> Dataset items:
════════════════════

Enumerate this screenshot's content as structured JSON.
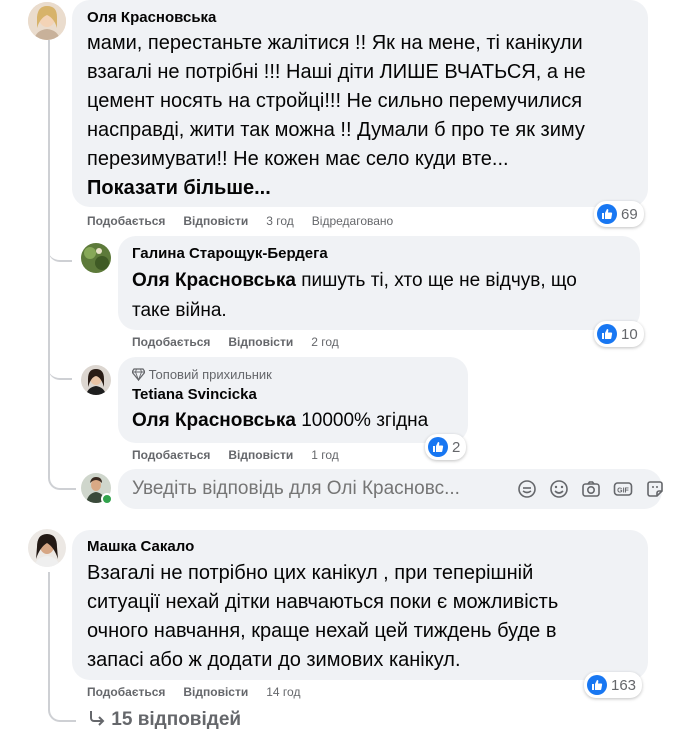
{
  "comments": [
    {
      "author": "Оля Красновська",
      "lines": [
        "мами, перестаньте жалітися !! Як на мене, ті канікули",
        "взагалі не потрібні !!! Наші діти ЛИШЕ ВЧАТЬСЯ, а не",
        "цемент носять на стройці!!! Не сильно перемучилися",
        "насправді, жити так можна !! Думали б про те як зиму",
        "перезимувати!! Не кожен має село куди вте..."
      ],
      "see_more": "Показати більше...",
      "like": "Подобається",
      "reply": "Відповісти",
      "time": "3 год",
      "edited": "Відредаговано",
      "reactions": "69"
    },
    {
      "author": "Машка Сакало",
      "lines": [
        "Взагалі не потрібно цих канікул , при теперішній",
        "ситуації нехай дітки навчаються поки є можливість",
        "очного навчання, краще нехай цей тиждень буде в",
        "запасі або ж додати до зимових канікул."
      ],
      "like": "Подобається",
      "reply": "Відповісти",
      "time": "14 год",
      "reactions": "163"
    }
  ],
  "replies": [
    {
      "author": "Галина Старощук-Бердега",
      "mention": "Оля Красновська",
      "lines": [
        " пишуть ті, хто ще не відчув, що",
        "таке війна."
      ],
      "like": "Подобається",
      "reply": "Відповісти",
      "time": "2 год",
      "reactions": "10"
    },
    {
      "badge": "Топовий прихильник",
      "author": "Tetiana Svincicka",
      "mention": "Оля Красновська",
      "text": " 10000% згідна",
      "like": "Подобається",
      "reply": "Відповісти",
      "time": "1 год",
      "reactions": "2"
    }
  ],
  "reply_input": {
    "placeholder": "Уведіть відповідь для Олі Красновс..."
  },
  "view_replies": "15 відповідей",
  "icons": [
    "like-icon",
    "diamond-icon",
    "sticker-icon",
    "emoji-icon",
    "camera-icon",
    "gif-icon",
    "avatar-sticker-icon",
    "reply-arrow-icon"
  ],
  "colors": {
    "bubble": "#f0f2f5",
    "like_blue": "#1877f2",
    "meta": "#65676b"
  }
}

════════════════════

Copy every line above word for word and exclude the pictures.

Enumerate this screenshot's content as structured JSON.
{
  "comments": [
    {
      "author": "Оля Красновська",
      "lines": [
        "мами, перестаньте жалітися !! Як на мене, ті канікули",
        "взагалі не потрібні !!! Наші діти ЛИШЕ ВЧАТЬСЯ, а не",
        "цемент носять на стройці!!! Не сильно перемучилися",
        "насправді, жити так можна !! Думали б про те як зиму",
        "перезимувати!! Не кожен має село куди вте..."
      ],
      "see_more": "Показати більше...",
      "like": "Подобається",
      "reply": "Відповісти",
      "time": "3 год",
      "edited": "Відредаговано",
      "reactions": "69"
    },
    {
      "author": "Машка Сакало",
      "lines": [
        "Взагалі не потрібно цих канікул , при теперішній",
        "ситуації нехай дітки навчаються поки є можливість",
        "очного навчання, краще нехай цей тиждень буде в",
        "запасі або ж додати до зимових канікул."
      ],
      "like": "Подобається",
      "reply": "Відповісти",
      "time": "14 год",
      "reactions": "163"
    }
  ],
  "replies": [
    {
      "author": "Галина Старощук-Бердега",
      "mention": "Оля Красновська",
      "lines": [
        " пишуть ті, хто ще не відчув, що",
        "таке війна."
      ],
      "like": "Подобається",
      "reply": "Відповісти",
      "time": "2 год",
      "reactions": "10"
    },
    {
      "badge": "Топовий прихильник",
      "author": "Tetiana Svincicka",
      "mention": "Оля Красновська",
      "text": " 10000% згідна",
      "like": "Подобається",
      "reply": "Відповісти",
      "time": "1 год",
      "reactions": "2"
    }
  ],
  "reply_input": {
    "placeholder": "Уведіть відповідь для Олі Красновс..."
  },
  "view_replies": "15 відповідей",
  "icons": [
    "like-icon",
    "diamond-icon",
    "sticker-icon",
    "emoji-icon",
    "camera-icon",
    "gif-icon",
    "avatar-sticker-icon",
    "reply-arrow-icon"
  ],
  "colors": {
    "bubble": "#f0f2f5",
    "like_blue": "#1877f2",
    "meta": "#65676b"
  }
}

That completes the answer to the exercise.